Task to complete -> Give all the lines below again, exactly, with no pictures.

Extracted data entries
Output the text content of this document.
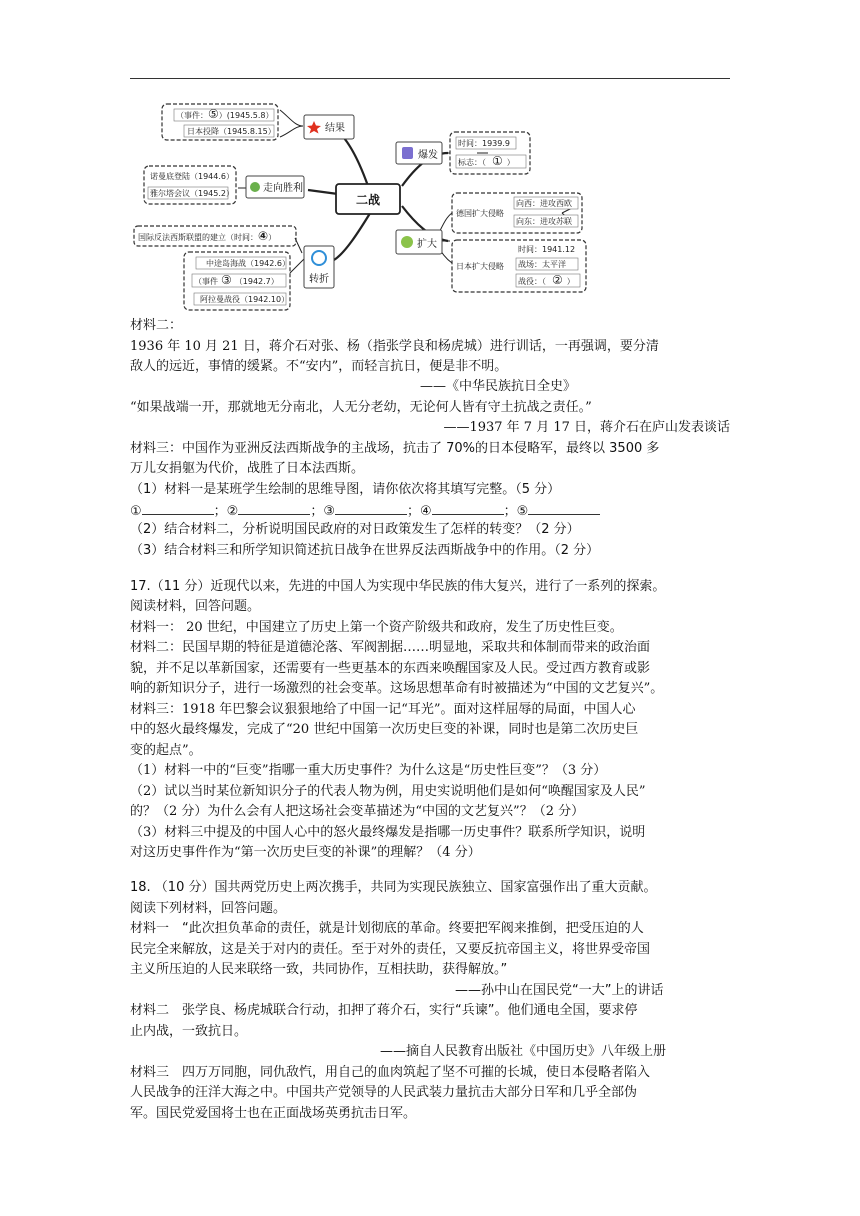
二战
结果
（事件：⑤）(1945.5.8）
日本投降（1945.8.15）
走向胜利
诺曼底登陆（1944.6）
雅尔塔会议（1945.2）
转折
国际反法西斯联盟的建立（时间：④）
中途岛海战（1942.6）
（事件 ③ （1942.7）
阿拉曼战役（1942.10）
爆发
时间：1939.9
标志：（ ① ）
扩大
德国扩大侵略
向西：进攻西欧
向东：进攻苏联
日本扩大侵略
时间：1941.12
战场：太平洋
战役：（ ② ）
材料二：
1936 年 10 月 21 日，蒋介石对张、杨（指张学良和杨虎城）进行训话，一再强调，要分清
敌人的远近，事情的缓紧。不“安内”，而轻言抗日，便是非不明。
——《中华民族抗日全史》
“如果战端一开，那就地无分南北，人无分老幼，无论何人皆有守土抗战之责任。”
——1937 年 7 月 17 日，蒋介石在庐山发表谈话
材料三：中国作为亚洲反法西斯战争的主战场，抗击了 70%的日本侵略军，最终以 3500 多
万儿女捐躯为代价，战胜了日本法西斯。
（1）材料一是某班学生绘制的思维导图，请你依次将其填写完整。（5 分）
①	；②	；③	；④	；⑤
（2）结合材料二，分析说明国民政府的对日政策发生了怎样的转变？（2 分）
（3）结合材料三和所学知识简述抗日战争在世界反法西斯战争中的作用。（2 分）
17.（11 分）近现代以来，先进的中国人为实现中华民族的伟大复兴，进行了一系列的探索。
阅读材料，回答问题。
材料一： 20 世纪，中国建立了历史上第一个资产阶级共和政府，发生了历史性巨变。
材料二：民国早期的特征是道德沦落、军阀割据……明显地，采取共和体制而带来的政治面
貌，并不足以革新国家，还需要有一些更基本的东西来唤醒国家及人民。受过西方教育或影
响的新知识分子，进行一场激烈的社会变革。这场思想革命有时被描述为“中国的文艺复兴”。
材料三：1918 年巴黎会议狠狠地给了中国一记“耳光”。面对这样屈辱的局面，中国人心
中的怒火最终爆发，完成了“20 世纪中国第一次历史巨变的补课，同时也是第二次历史巨
变的起点”。
（1）材料一中的“巨变”指哪一重大历史事件？为什么这是“历史性巨变”？（3 分）
（2）试以当时某位新知识分子的代表人物为例，用史实说明他们是如何“唤醒国家及人民”
的？（2 分）为什么会有人把这场社会变革描述为“中国的文艺复兴”？（2 分）
（3）材料三中提及的中国人心中的怒火最终爆发是指哪一历史事件？联系所学知识，说明
对这历史事件作为“第一次历史巨变的补课”的理解？（4 分）
18. （10 分）国共两党历史上两次携手，共同为实现民族独立、国家富强作出了重大贡献。
阅读下列材料，回答问题。
材料一　“此次担负革命的责任，就是计划彻底的革命。终要把军阀来推倒，把受压迫的人
民完全来解放，这是关于对内的责任。至于对外的责任，又要反抗帝国主义，将世界受帝国
主义所压迫的人民来联络一致，共同协作，互相扶助，获得解放。”
——孙中山在国民党“一大”上的讲话
材料二　张学良、杨虎城联合行动，扣押了蒋介石，实行“兵谏”。他们通电全国，要求停
止内战，一致抗日。
——摘自人民教育出版社《中国历史》八年级上册
材料三　四万万同胞，同仇敌忾，用自己的血肉筑起了坚不可摧的长城，使日本侵略者陷入
人民战争的汪洋大海之中。中国共产党领导的人民武装力量抗击大部分日军和几乎全部伪
军。国民党爱国将士也在正面战场英勇抗击日军。
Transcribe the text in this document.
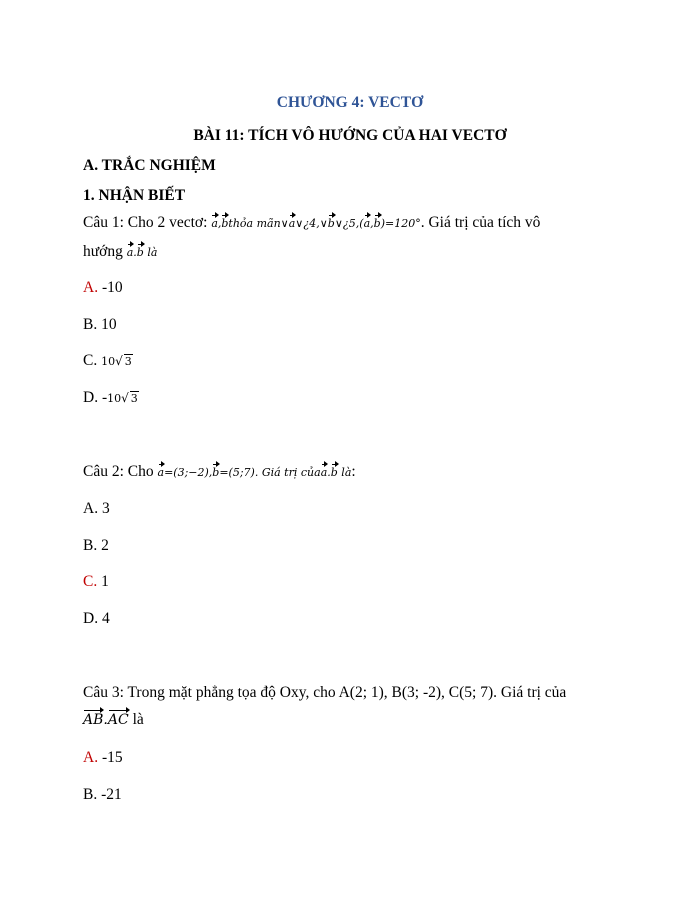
CHƯƠNG 4: VECTƠ
BÀI 11: TÍCH VÔ HƯỚNG CỦA HAI VECTƠ
A. TRẮC NGHIỆM
1. NHẬN BIẾT
Câu 1: Cho 2 vectơ: a,bthỏa mãn∨a∨¿4,∨b∨¿5,(a,b)=120°. Giá trị của tích vô
hướng a.b là
A. -10
B. 10
C. 10√ 3
D. -10√ 3
Câu 2: Cho a=(3;−2),b=(5;7). Giá trị củaa.b là:
A. 3
B. 2
C. 1
D. 4
Câu 3: Trong mặt phẳng tọa độ Oxy, cho A(2; 1), B(3; -2), C(5; 7). Giá trị của
AB.AC là
A. -15
B. -21
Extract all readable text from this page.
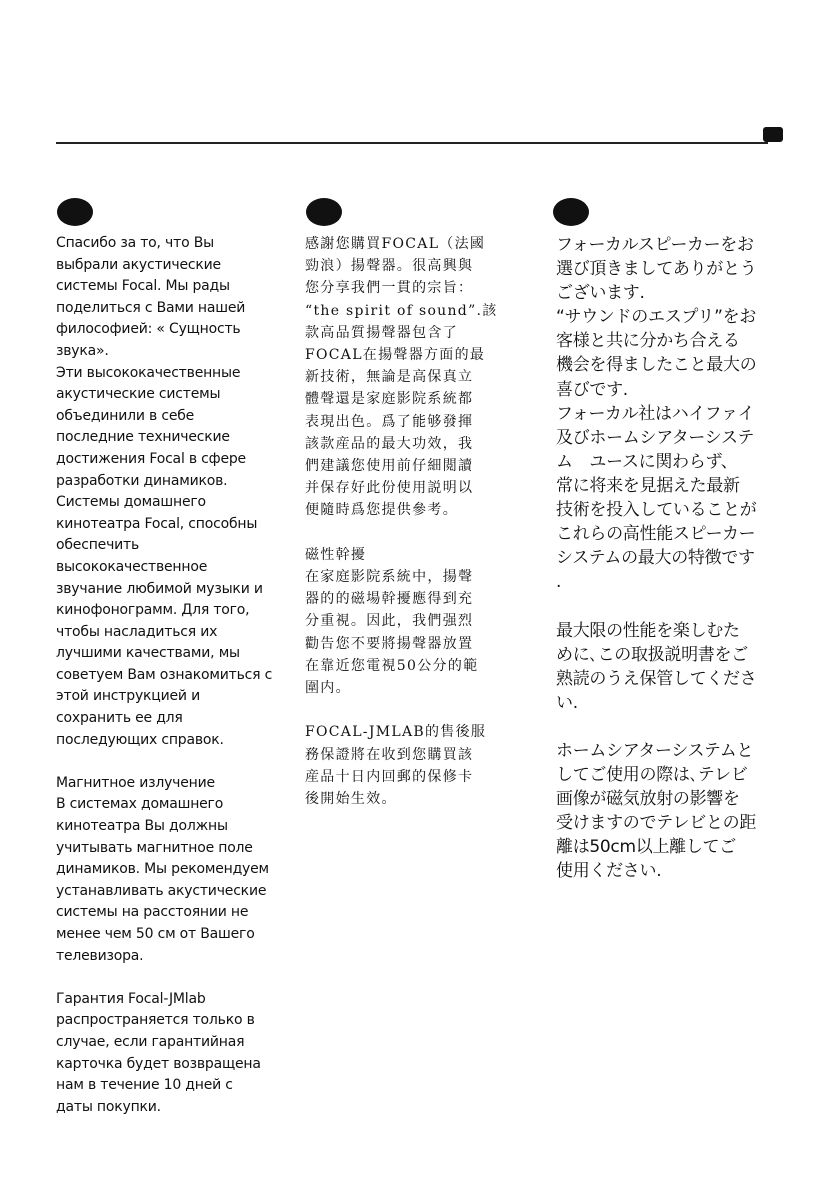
Спасибо за то, что Вы

выбрали акустические

системы Focal. Мы рады

поделиться с Вами нашей

философией: « Сущность

звука».

Эти высококачественные

акустические системы

объединили в себе

последние технические

достижения Focal в сфере

разработки динамиков.

Системы домашнего

кинотеатра Focal, способны

обеспечить

высококачественное

звучание любимой музыки и

кинофонограмм. Для того,

чтобы насладиться их

лучшими качествами, мы

советуем Вам ознакомиться с

этой инструкцией и

сохранить ее для

последующих справок.

Магнитное излучение

В системах домашнего

кинотеатра Вы должны

учитывать магнитное поле

динамиков. Мы рекомендуем

устанавливать акустические

системы на расстоянии не

менее чем 50 см от Вашего

телевизора.

Гарантия Focal-JMlab

распространяется только в

случае, если гарантийная

карточка будет возвращена

нам в течение 10 дней с

даты покупки.

感謝您購買FOCAL（法國

勁浪）揚聲器。很高興與

您分享我們一貫的宗旨：

“the spirit of sound”.該

款高品質揚聲器包含了

FOCAL在揚聲器方面的最

新技術，無論是高保真立

體聲還是家庭影院系統都

表現出色。爲了能够發揮

該款産品的最大功效，我

們建議您使用前仔細閲讀

并保存好此份使用説明以

便隨時爲您提供參考。

磁性幹擾

在家庭影院系統中，揚聲

器的的磁場幹擾應得到充

分重視。因此，我們强烈

勸告您不要將揚聲器放置

在靠近您電視50公分的範

圍内。

FOCAL-JMLAB的售後服

務保證將在收到您購買該

産品十日内回郵的保修卡

後開始生效。

フォーカルスピーカーをお

選び頂きましてありがとう

ございます.

“サウンドのエスプリ”をお

客様と共に分かち合える

機会を得ましたこと最大の

喜びです.

フォーカル社はハイファイ

及びホームシアターシステ

ム　ユースに関わらず、

常に将来を見据えた最新

技術を投入していることが

これらの高性能スピーカー

システムの最大の特徴です

.

最大限の性能を楽しむた

めに､この取扱説明書をご

熟読のうえ保管してくださ

い.

ホームシアターシステムと

してご使用の際は､テレビ

画像が磁気放射の影響を

受けますのでテレビとの距

離は50cm以上離してご

使用ください.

Right answer ->
Output the text content of this document.
二战
结果
（事件：⑤）(1945.5.8）
日本投降（1945.8.15）
走向胜利
诺曼底登陆（1944.6）
雅尔塔会议（1945.2）
转折
国际反法西斯联盟的建立（时间：④）
中途岛海战（1942.6）
（事件 ③ （1942.7）
阿拉曼战役（1942.10）
爆发
时间：1939.9
标志：（ ① ）
扩大
德国扩大侵略
向西：进攻西欧
向东：进攻苏联
日本扩大侵略
时间：1941.12
战场：太平洋
战役：（ ② ）
材料二：
1936 年 10 月 21 日，蒋介石对张、杨（指张学良和杨虎城）进行训话，一再强调，要分清
敌人的远近，事情的缓紧。不“安内”，而轻言抗日，便是非不明。
——《中华民族抗日全史》
“如果战端一开，那就地无分南北，人无分老幼，无论何人皆有守土抗战之责任。”
——1937 年 7 月 17 日，蒋介石在庐山发表谈话
材料三：中国作为亚洲反法西斯战争的主战场，抗击了 70%的日本侵略军，最终以 3500 多
万儿女捐躯为代价，战胜了日本法西斯。
（1）材料一是某班学生绘制的思维导图，请你依次将其填写完整。（5 分）
①	；②	；③	；④	；⑤
（2）结合材料二，分析说明国民政府的对日政策发生了怎样的转变？（2 分）
（3）结合材料三和所学知识简述抗日战争在世界反法西斯战争中的作用。（2 分）
17.（11 分）近现代以来，先进的中国人为实现中华民族的伟大复兴，进行了一系列的探索。
阅读材料，回答问题。
材料一： 20 世纪，中国建立了历史上第一个资产阶级共和政府，发生了历史性巨变。
材料二：民国早期的特征是道德沦落、军阀割据……明显地，采取共和体制而带来的政治面
貌，并不足以革新国家，还需要有一些更基本的东西来唤醒国家及人民。受过西方教育或影
响的新知识分子，进行一场激烈的社会变革。这场思想革命有时被描述为“中国的文艺复兴”。
材料三：1918 年巴黎会议狠狠地给了中国一记“耳光”。面对这样屈辱的局面，中国人心
中的怒火最终爆发，完成了“20 世纪中国第一次历史巨变的补课，同时也是第二次历史巨
变的起点”。
（1）材料一中的“巨变”指哪一重大历史事件？为什么这是“历史性巨变”？（3 分）
（2）试以当时某位新知识分子的代表人物为例，用史实说明他们是如何“唤醒国家及人民”
的？（2 分）为什么会有人把这场社会变革描述为“中国的文艺复兴”？（2 分）
（3）材料三中提及的中国人心中的怒火最终爆发是指哪一历史事件？联系所学知识，说明
对这历史事件作为“第一次历史巨变的补课”的理解？（4 分）
18. （10 分）国共两党历史上两次携手，共同为实现民族独立、国家富强作出了重大贡献。
阅读下列材料，回答问题。
材料一　“此次担负革命的责任，就是计划彻底的革命。终要把军阀来推倒，把受压迫的人
民完全来解放，这是关于对内的责任。至于对外的责任，又要反抗帝国主义，将世界受帝国
主义所压迫的人民来联络一致，共同协作，互相扶助，获得解放。”
——孙中山在国民党“一大”上的讲话
材料二　张学良、杨虎城联合行动，扣押了蒋介石，实行“兵谏”。他们通电全国，要求停
止内战，一致抗日。
——摘自人民教育出版社《中国历史》八年级上册
材料三　四万万同胞，同仇敌忾，用自己的血肉筑起了坚不可摧的长城，使日本侵略者陷入
人民战争的汪洋大海之中。中国共产党领导的人民武装力量抗击大部分日军和几乎全部伪
军。国民党爱国将士也在正面战场英勇抗击日军。
Transcribe the text in this document.
CHƯƠNG 4: VECTƠ
BÀI 11: TÍCH VÔ HƯỚNG CỦA HAI VECTƠ
A. TRẮC NGHIỆM
1. NHẬN BIẾT
Câu 1: Cho 2 vectơ: a,bthỏa mãn∨a∨¿4,∨b∨¿5,(a,b)=120°. Giá trị của tích vô
hướng a.b là
A. -10
B. 10
C. 10√ 3
D. -10√ 3
Câu 2: Cho a=(3;−2),b=(5;7). Giá trị củaa.b là:
A. 3
B. 2
C. 1
D. 4
Câu 3: Trong mặt phẳng tọa độ Oxy, cho A(2; 1), B(3; -2), C(5; 7). Giá trị của
AB.AC là
A. -15
B. -21
Extract all readable text from this page.
Спасибо за то, что Вы

выбрали акустические

системы Focal. Мы рады

поделиться с Вами нашей

философией: « Сущность

звука».

Эти высококачественные

акустические системы

объединили в себе

последние технические

достижения Focal в сфере

разработки динамиков.

Системы домашнего

кинотеатра Focal, способны

обеспечить

высококачественное

звучание любимой музыки и

кинофонограмм. Для того,

чтобы насладиться их

лучшими качествами, мы

советуем Вам ознакомиться с

этой инструкцией и

сохранить ее для

последующих справок.

Магнитное излучение

В системах домашнего

кинотеатра Вы должны

учитывать магнитное поле

динамиков. Мы рекомендуем

устанавливать акустические

системы на расстоянии не

менее чем 50 см от Вашего

телевизора.

Гарантия Focal-JMlab

распространяется только в

случае, если гарантийная

карточка будет возвращена

нам в течение 10 дней с

даты покупки.

感謝您購買FOCAL（法國

勁浪）揚聲器。很高興與

您分享我們一貫的宗旨：

“the spirit of sound”.該

款高品質揚聲器包含了

FOCAL在揚聲器方面的最

新技術，無論是高保真立

體聲還是家庭影院系統都

表現出色。爲了能够發揮

該款産品的最大功效，我

們建議您使用前仔細閲讀

并保存好此份使用説明以

便隨時爲您提供參考。

磁性幹擾

在家庭影院系統中，揚聲

器的的磁場幹擾應得到充

分重視。因此，我們强烈

勸告您不要將揚聲器放置

在靠近您電視50公分的範

圍内。

FOCAL-JMLAB的售後服

務保證將在收到您購買該

産品十日内回郵的保修卡

後開始生效。

フォーカルスピーカーをお

選び頂きましてありがとう

ございます.

“サウンドのエスプリ”をお

客様と共に分かち合える

機会を得ましたこと最大の

喜びです.

フォーカル社はハイファイ

及びホームシアターシステ

ム　ユースに関わらず、

常に将来を見据えた最新

技術を投入していることが

これらの高性能スピーカー

システムの最大の特徴です

.

最大限の性能を楽しむた

めに､この取扱説明書をご

熟読のうえ保管してくださ

い.

ホームシアターシステムと

してご使用の際は､テレビ

画像が磁気放射の影響を

受けますのでテレビとの距

離は50cm以上離してご

使用ください.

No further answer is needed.